Records provided:

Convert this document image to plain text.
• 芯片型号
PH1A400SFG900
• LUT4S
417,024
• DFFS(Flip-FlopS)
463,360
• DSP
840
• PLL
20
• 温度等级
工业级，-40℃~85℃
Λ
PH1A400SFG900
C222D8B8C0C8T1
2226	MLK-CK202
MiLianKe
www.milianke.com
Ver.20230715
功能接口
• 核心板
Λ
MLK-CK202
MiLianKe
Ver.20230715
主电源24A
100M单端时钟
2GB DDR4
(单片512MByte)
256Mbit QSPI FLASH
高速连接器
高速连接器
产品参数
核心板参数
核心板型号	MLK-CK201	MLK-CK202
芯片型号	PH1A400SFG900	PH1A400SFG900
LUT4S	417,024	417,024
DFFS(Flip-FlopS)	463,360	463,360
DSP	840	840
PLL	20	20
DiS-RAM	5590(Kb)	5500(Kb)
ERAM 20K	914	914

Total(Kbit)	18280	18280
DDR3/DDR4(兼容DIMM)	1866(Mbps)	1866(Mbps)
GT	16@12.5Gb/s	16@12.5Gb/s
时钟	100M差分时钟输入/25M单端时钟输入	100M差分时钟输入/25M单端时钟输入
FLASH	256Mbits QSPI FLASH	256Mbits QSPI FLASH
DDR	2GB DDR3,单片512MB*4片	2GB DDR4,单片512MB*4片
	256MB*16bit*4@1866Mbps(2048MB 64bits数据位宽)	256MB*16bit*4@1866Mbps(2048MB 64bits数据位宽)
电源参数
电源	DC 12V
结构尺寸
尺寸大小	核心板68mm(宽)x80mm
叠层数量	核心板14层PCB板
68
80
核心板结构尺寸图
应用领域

Objective: Identify every line above with the string "FLASH" in it. Copy those lines.

Correct result:
256Mbit QSPI FLASH
FLASH	256Mbits QSPI FLASH	256Mbits QSPI FLASH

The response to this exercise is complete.